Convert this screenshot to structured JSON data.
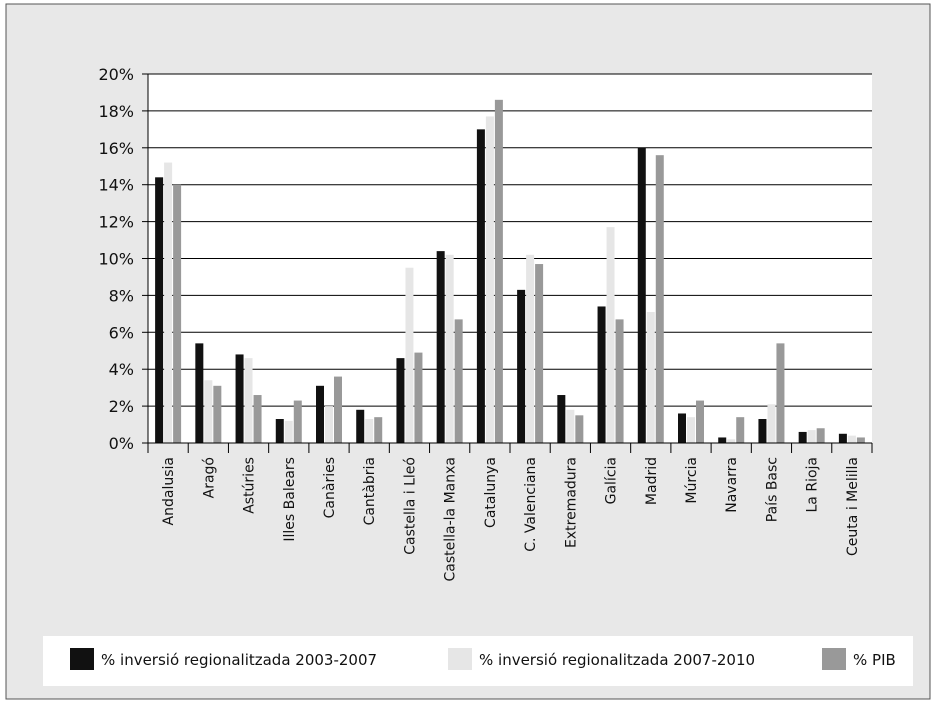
{
  "chart_data": {
    "type": "bar",
    "categories": [
      "Andalusia",
      "Aragó",
      "Astúries",
      "Illes Balears",
      "Canàries",
      "Cantàbria",
      "Castella i Lleó",
      "Castella-la Manxa",
      "Catalunya",
      "C. Valenciana",
      "Extremadura",
      "Galícia",
      "Madrid",
      "Múrcia",
      "Navarra",
      "País Basc",
      "La Rioja",
      "Ceuta i Melilla"
    ],
    "series": [
      {
        "name": "% inversió regionalitzada 2003-2007",
        "color": "#111111",
        "values": [
          14.4,
          5.4,
          4.8,
          1.3,
          3.1,
          1.8,
          4.6,
          10.4,
          17.0,
          8.3,
          2.6,
          7.4,
          16.0,
          1.6,
          0.3,
          1.3,
          0.6,
          0.5
        ]
      },
      {
        "name": "% inversió regionalitzada 2007-2010",
        "color": "#e6e6e6",
        "values": [
          15.2,
          3.4,
          4.6,
          1.2,
          2.0,
          1.3,
          9.5,
          10.2,
          17.7,
          10.2,
          1.8,
          11.7,
          7.1,
          1.4,
          0.2,
          2.1,
          0.7,
          0.4
        ]
      },
      {
        "name": "% PIB",
        "color": "#999999",
        "values": [
          14.0,
          3.1,
          2.6,
          2.3,
          3.6,
          1.4,
          4.9,
          6.7,
          18.6,
          9.7,
          1.5,
          6.7,
          15.6,
          2.3,
          1.4,
          5.4,
          0.8,
          0.3
        ]
      }
    ],
    "ylim": [
      0,
      20
    ],
    "yticks": [
      "0%",
      "2%",
      "4%",
      "6%",
      "8%",
      "10%",
      "12%",
      "14%",
      "16%",
      "18%",
      "20%"
    ],
    "grid": true,
    "legend_position": "bottom"
  },
  "colors": {
    "outer_background": "#e8e8e8",
    "plot_background": "#ffffff",
    "grid": "#000000"
  }
}
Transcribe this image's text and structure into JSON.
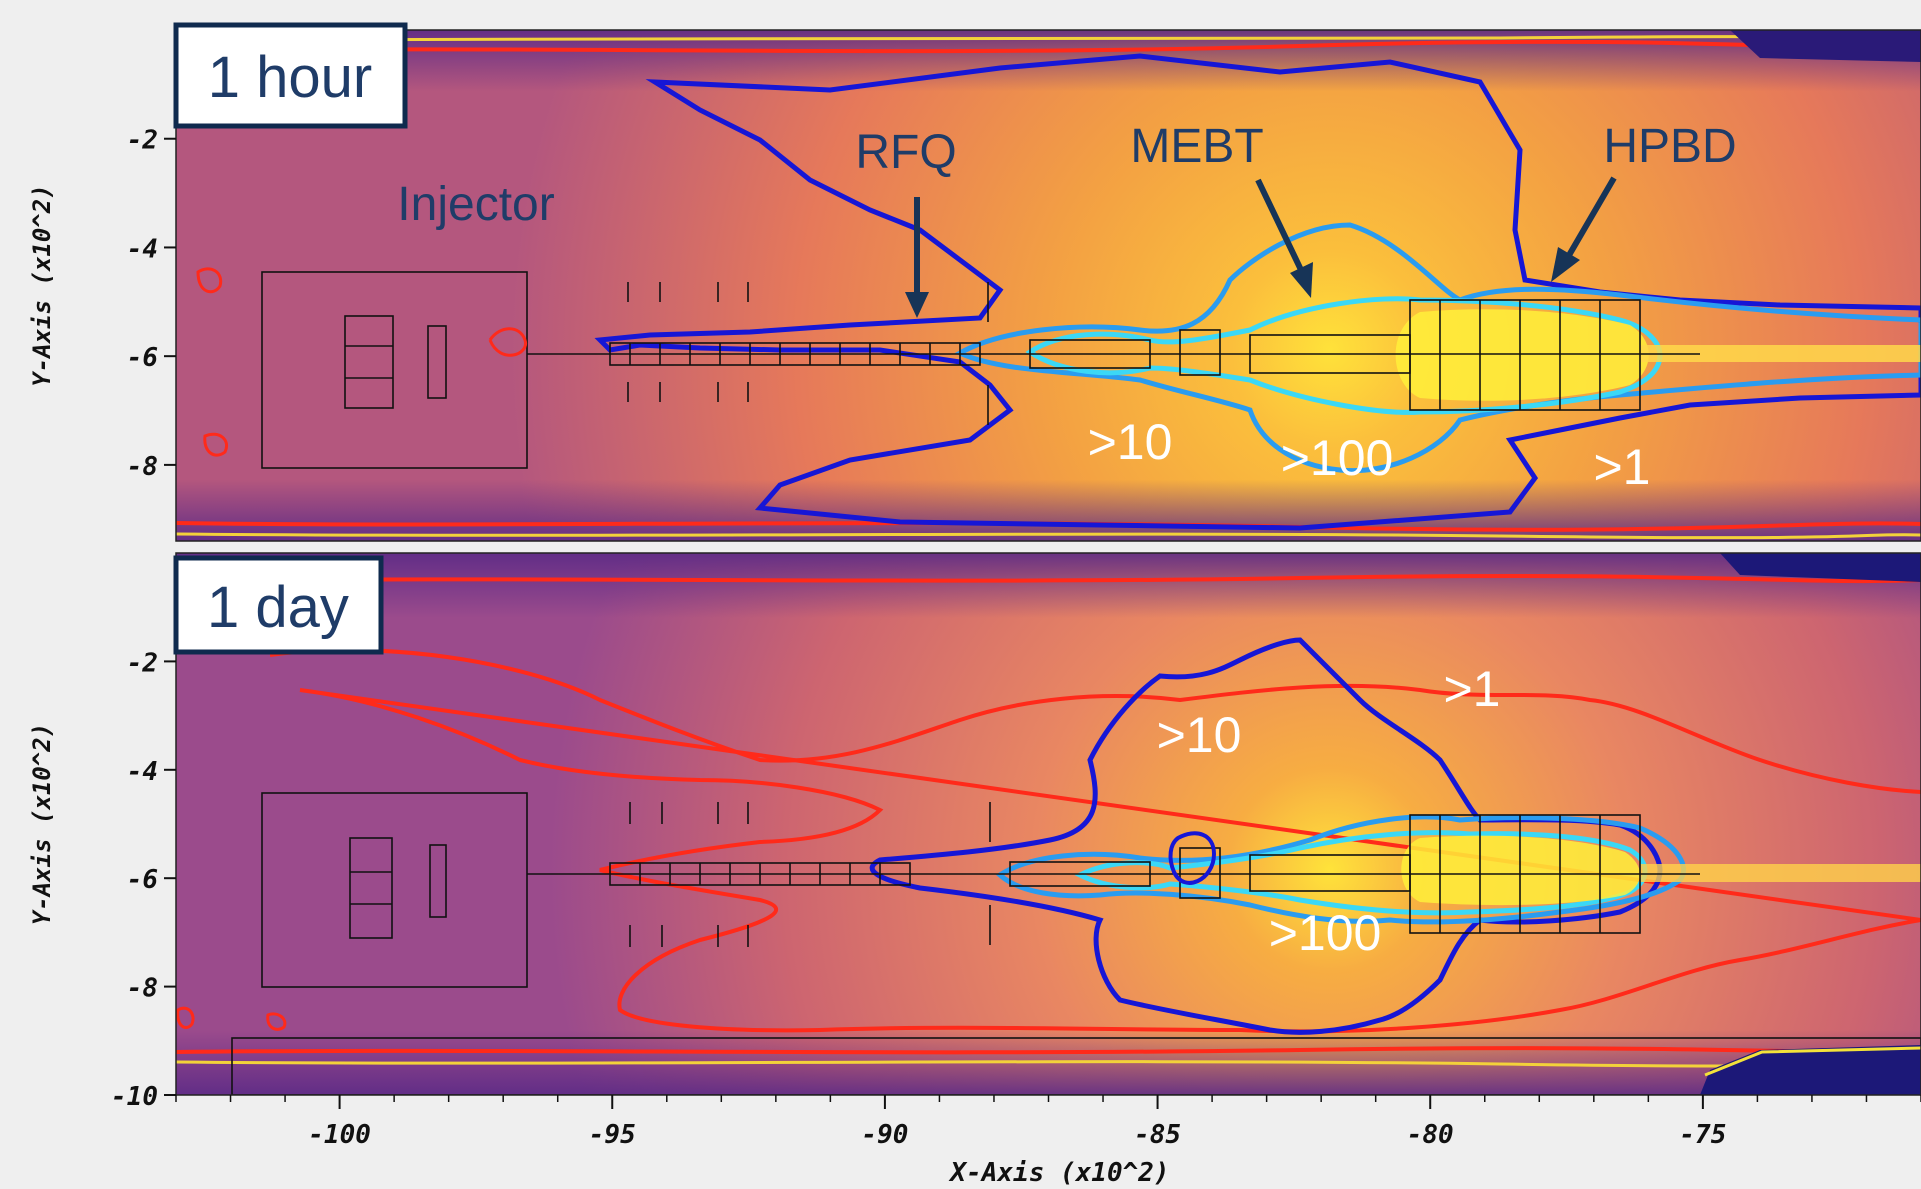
{
  "colors": {
    "background": "#efefef",
    "field_low": "#9c4d8e",
    "field_mid": "#e2735e",
    "field_high": "#f5a443",
    "hot": "#fde725",
    "contour_red": "#ff2020",
    "contour_blue": "#1414d8",
    "contour_lightblue": "#2a9cf0",
    "contour_cyan": "#33d6f5",
    "label_box_border": "#0f2a4e",
    "label_text_dark": "#1f3c68",
    "label_text_light": "#ffffff"
  },
  "chart_data": [
    {
      "type": "heatmap",
      "panel_label": "1 hour",
      "xlabel": "X-Axis (x10^2)",
      "ylabel": "Y-Axis (x10^2)",
      "xlim": [
        -103,
        -71
      ],
      "ylim": [
        -9.4,
        0
      ],
      "yticks": [
        -2,
        -4,
        -6,
        -8
      ],
      "yticklabels": [
        "-2",
        "-4",
        "-6",
        "-8"
      ],
      "components": [
        {
          "name": "Injector",
          "x": -97.3,
          "y": -3.7
        },
        {
          "name": "RFQ",
          "x": -88.3,
          "y": -2.6
        },
        {
          "name": "MEBT",
          "x": -82.5,
          "y": -2.0
        },
        {
          "name": "HPBD",
          "x": -75.0,
          "y": -2.0
        }
      ],
      "contour_labels": [
        {
          "text": ">10",
          "x": -84.8,
          "y": -7.3
        },
        {
          "text": ">100",
          "x": -81.5,
          "y": -7.5
        },
        {
          "text": ">1",
          "x": -76.3,
          "y": -7.9
        }
      ]
    },
    {
      "type": "heatmap",
      "panel_label": "1 day",
      "xlabel": "X-Axis (x10^2)",
      "ylabel": "Y-Axis (x10^2)",
      "xlim": [
        -103,
        -71
      ],
      "ylim": [
        -10,
        0
      ],
      "xticks": [
        -100,
        -95,
        -90,
        -85,
        -80,
        -75
      ],
      "xticklabels": [
        "-100",
        "-95",
        "-90",
        "-85",
        "-80",
        "-75"
      ],
      "yticks": [
        -2,
        -4,
        -6,
        -8,
        -10
      ],
      "yticklabels": [
        "-2",
        "-4",
        "-6",
        "-8",
        "-10"
      ],
      "contour_labels": [
        {
          "text": ">10",
          "x": -83.6,
          "y": -3.5
        },
        {
          "text": ">1",
          "x": -78.1,
          "y": -2.7
        },
        {
          "text": ">100",
          "x": -81.7,
          "y": -7.0
        }
      ]
    }
  ]
}
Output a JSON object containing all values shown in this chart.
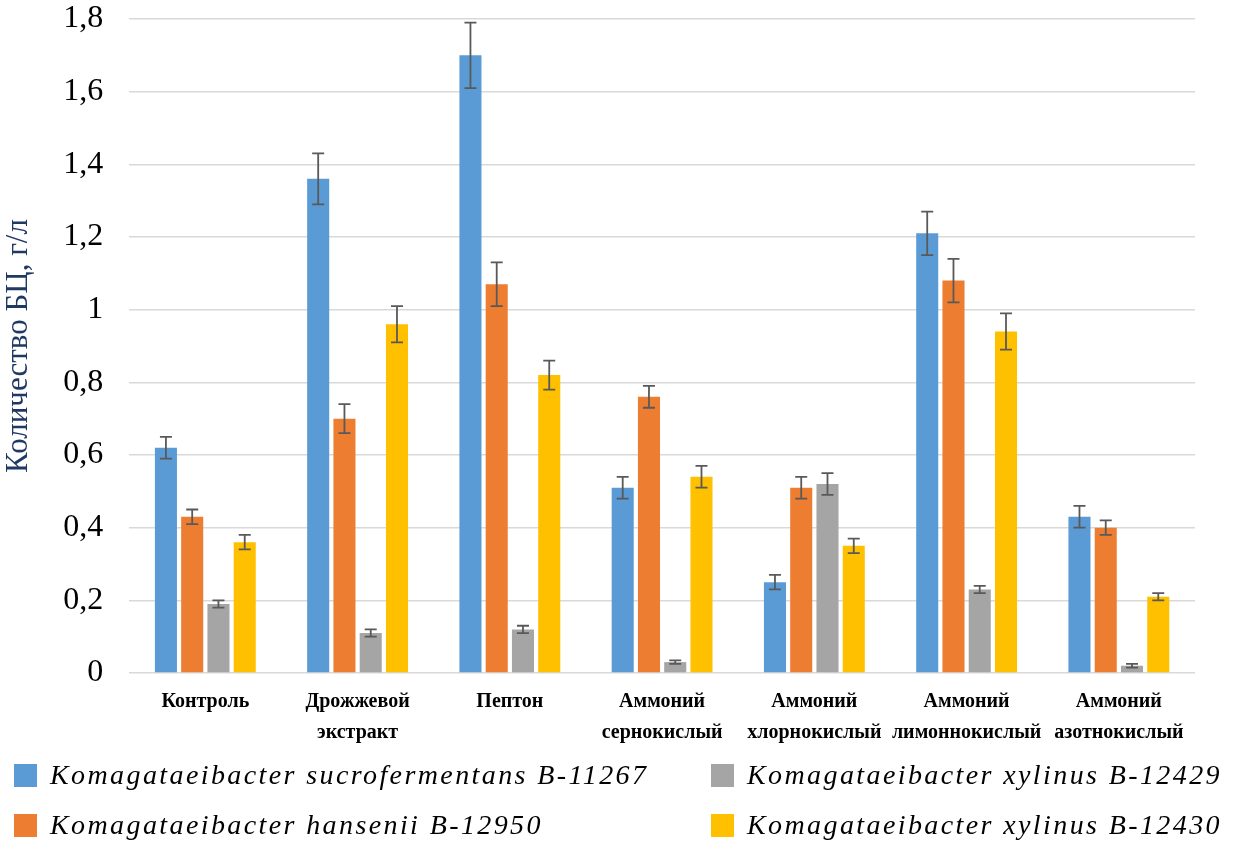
{
  "chart_data": {
    "type": "bar",
    "ylabel": "Количество БЦ, г/л",
    "categories": [
      "Контроль",
      "Дрожжевой экстракт",
      "Пептон",
      "Аммоний сернокислый",
      "Аммоний хлорнокислый",
      "Аммоний лимоннокислый",
      "Аммоний азотнокислый"
    ],
    "series": [
      {
        "name": "Komagataeibacter sucrofermentans B-11267",
        "color": "#5b9bd5",
        "values": [
          0.62,
          1.36,
          1.7,
          0.51,
          0.25,
          1.21,
          0.43
        ],
        "errors": [
          0.03,
          0.07,
          0.09,
          0.03,
          0.02,
          0.06,
          0.03
        ]
      },
      {
        "name": "Komagataeibacter hansenii B-12950",
        "color": "#ed7d31",
        "values": [
          0.43,
          0.7,
          1.07,
          0.76,
          0.51,
          1.08,
          0.4
        ],
        "errors": [
          0.02,
          0.04,
          0.06,
          0.03,
          0.03,
          0.06,
          0.02
        ]
      },
      {
        "name": "Komagataeibacter xylinus B-12429",
        "color": "#a5a5a5",
        "values": [
          0.19,
          0.11,
          0.12,
          0.03,
          0.52,
          0.23,
          0.02
        ],
        "errors": [
          0.01,
          0.01,
          0.01,
          0.005,
          0.03,
          0.01,
          0.005
        ]
      },
      {
        "name": "Komagataeibacter xylinus B-12430",
        "color": "#ffc000",
        "values": [
          0.36,
          0.96,
          0.82,
          0.54,
          0.35,
          0.94,
          0.21
        ],
        "errors": [
          0.02,
          0.05,
          0.04,
          0.03,
          0.02,
          0.05,
          0.01
        ]
      }
    ],
    "ylim": [
      0,
      1.8
    ],
    "yticks": [
      0,
      {
        "value": 0.2,
        "label": "0,2"
      },
      {
        "value": 0.4,
        "label": "0,4"
      },
      {
        "value": 0.6,
        "label": "0,6"
      },
      {
        "value": 0.8,
        "label": "0,8"
      },
      1,
      {
        "value": 1.2,
        "label": "1,2"
      },
      {
        "value": 1.4,
        "label": "1,4"
      },
      {
        "value": 1.6,
        "label": "1,6"
      },
      {
        "value": 1.8,
        "label": "1,8"
      }
    ],
    "grid": "y",
    "legend": "bottom"
  }
}
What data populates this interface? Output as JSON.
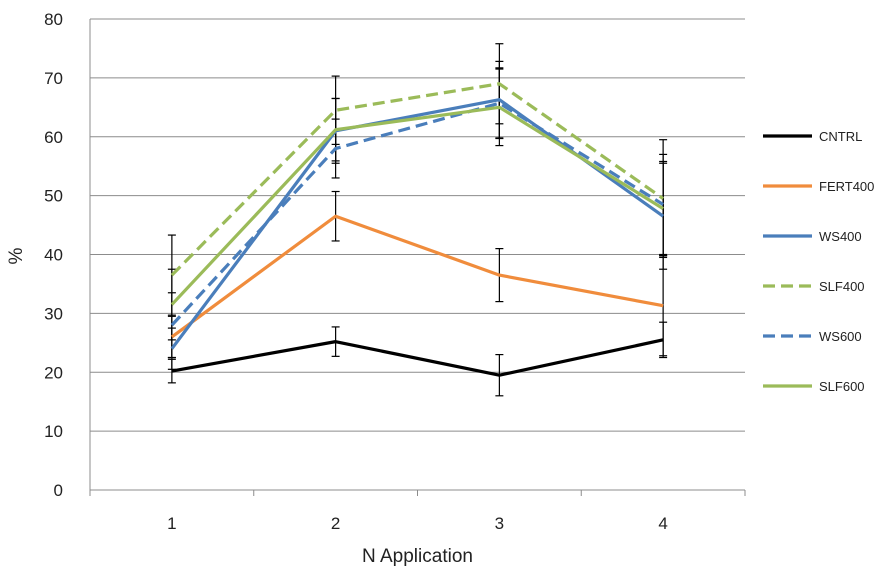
{
  "chart_data": {
    "type": "line",
    "title": "",
    "xlabel": "N Application",
    "ylabel": "%",
    "x": [
      "1",
      "2",
      "3",
      "4"
    ],
    "ylim": [
      0,
      80
    ],
    "yticks": [
      "0",
      "10",
      "20",
      "30",
      "40",
      "50",
      "60",
      "70",
      "80"
    ],
    "grid": "horizontal",
    "legend_position": "right",
    "series": [
      {
        "name": "CNTRL",
        "color": "#000000",
        "dash": false,
        "values": [
          20.2,
          25.2,
          19.5,
          25.5
        ],
        "errors": [
          2.0,
          2.5,
          3.5,
          3.0
        ]
      },
      {
        "name": "FERT400",
        "color": "#f08c3c",
        "dash": false,
        "values": [
          26.0,
          46.5,
          36.5,
          31.3
        ],
        "errors": [
          3.5,
          4.2,
          4.5,
          8.5
        ]
      },
      {
        "name": "WS400",
        "color": "#4a7ebb",
        "dash": false,
        "values": [
          24.0,
          61.0,
          66.3,
          46.5
        ],
        "errors": [
          3.5,
          5.5,
          6.5,
          9.0
        ]
      },
      {
        "name": "SLF400",
        "color": "#9bbb59",
        "dash": true,
        "values": [
          36.5,
          64.5,
          69.0,
          49.5
        ],
        "errors": [
          6.8,
          5.8,
          6.8,
          10.0
        ]
      },
      {
        "name": "WS600",
        "color": "#4a7ebb",
        "dash": true,
        "values": [
          28.0,
          58.0,
          65.7,
          48.5
        ],
        "errors": [
          5.5,
          5.0,
          6.0,
          8.5
        ]
      },
      {
        "name": "SLF600",
        "color": "#9bbb59",
        "dash": false,
        "values": [
          31.5,
          61.2,
          65.0,
          47.8
        ],
        "errors": [
          6.0,
          5.3,
          6.5,
          8.0
        ]
      }
    ]
  }
}
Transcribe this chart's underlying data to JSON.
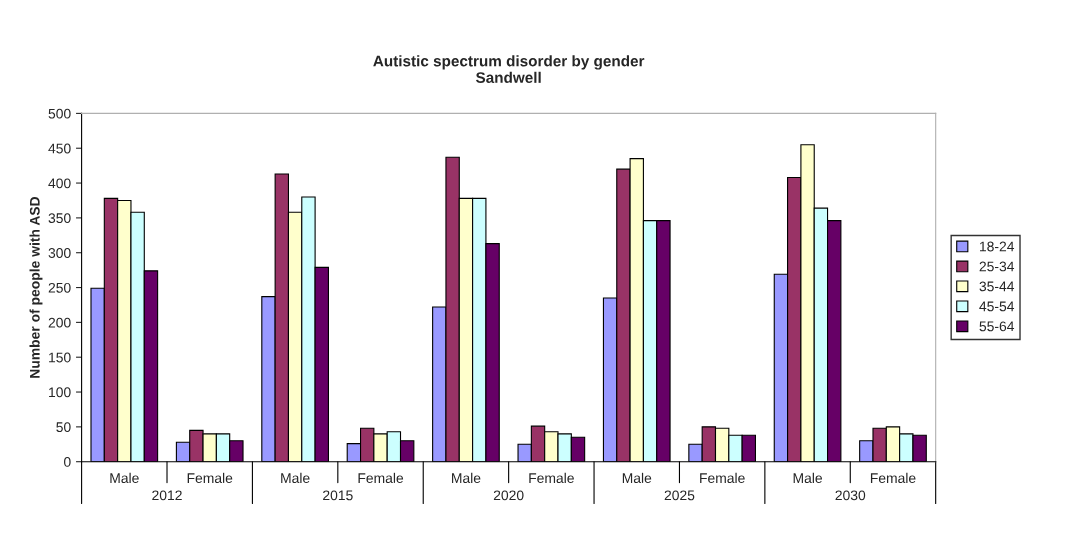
{
  "chart_data": {
    "type": "bar",
    "title": "Autistic spectrum disorder by gender\nSandwell",
    "ylabel": "Number of people with ASD",
    "categories": [
      "Male",
      "Female",
      "Male",
      "Female",
      "Male",
      "Female",
      "Male",
      "Female",
      "Male",
      "Female"
    ],
    "annotations": [
      "2012",
      "2015",
      "2020",
      "2025",
      "2030"
    ],
    "series": [
      {
        "name": "18-24",
        "color": "#9999ff",
        "values": [
          249,
          28,
          237,
          26,
          222,
          25,
          235,
          25,
          269,
          30
        ]
      },
      {
        "name": "25-34",
        "color": "#993366",
        "values": [
          378,
          45,
          413,
          48,
          437,
          51,
          420,
          50,
          408,
          48
        ]
      },
      {
        "name": "35-44",
        "color": "#ffffcc",
        "values": [
          375,
          40,
          358,
          40,
          378,
          43,
          435,
          48,
          455,
          50
        ]
      },
      {
        "name": "45-54",
        "color": "#ccffff",
        "values": [
          358,
          40,
          380,
          43,
          378,
          40,
          346,
          38,
          364,
          40
        ]
      },
      {
        "name": "55-64",
        "color": "#660066",
        "values": [
          274,
          30,
          279,
          30,
          313,
          35,
          346,
          38,
          346,
          38
        ]
      }
    ],
    "ylim": [
      0,
      500
    ],
    "yticks": [
      0,
      50,
      100,
      150,
      200,
      250,
      300,
      350,
      400,
      450,
      500
    ],
    "grid": false,
    "legend": "right"
  }
}
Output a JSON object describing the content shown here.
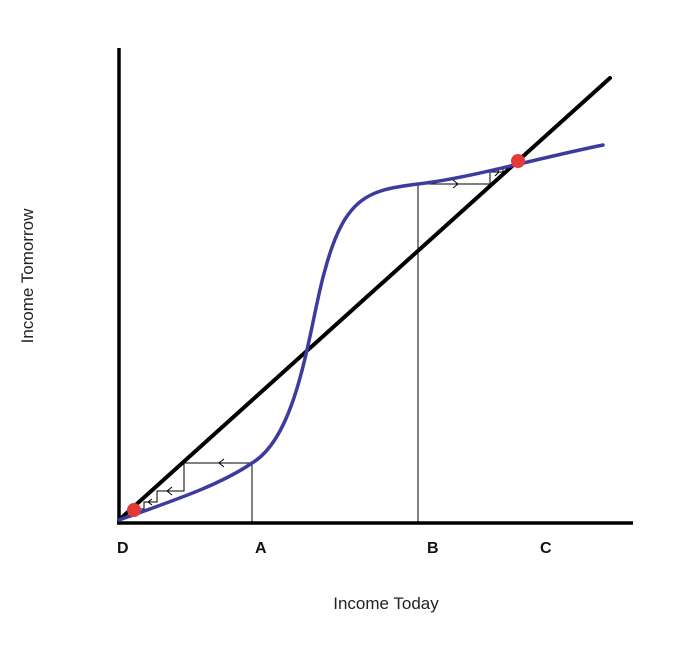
{
  "diagram": {
    "x_axis_label": "Income Today",
    "y_axis_label": "Income Tomorrow",
    "points": [
      {
        "label": "D",
        "income_today": 0.2
      },
      {
        "label": "A",
        "income_today": 2.0
      },
      {
        "label": "B",
        "income_today": 4.7
      },
      {
        "label": "C",
        "income_today": 6.3
      }
    ],
    "curves": [
      {
        "name": "45-degree line",
        "color": "#111111"
      },
      {
        "name": "income curve",
        "color": "#3c3c9e"
      }
    ],
    "equilibria": [
      {
        "income_today": 0.2,
        "income_tomorrow": 0.2
      },
      {
        "income_today": 6.3,
        "income_tomorrow": 6.3
      }
    ],
    "equilibrium_color": "#e53935"
  }
}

______

Exercise prompt –
From the entries above, extract each line containing "Output".

Task solution –
Output a JSON object containing all values shown in this chart.
What data populates this interface? Output as JSON.
Output a JSON object describing the content shown here.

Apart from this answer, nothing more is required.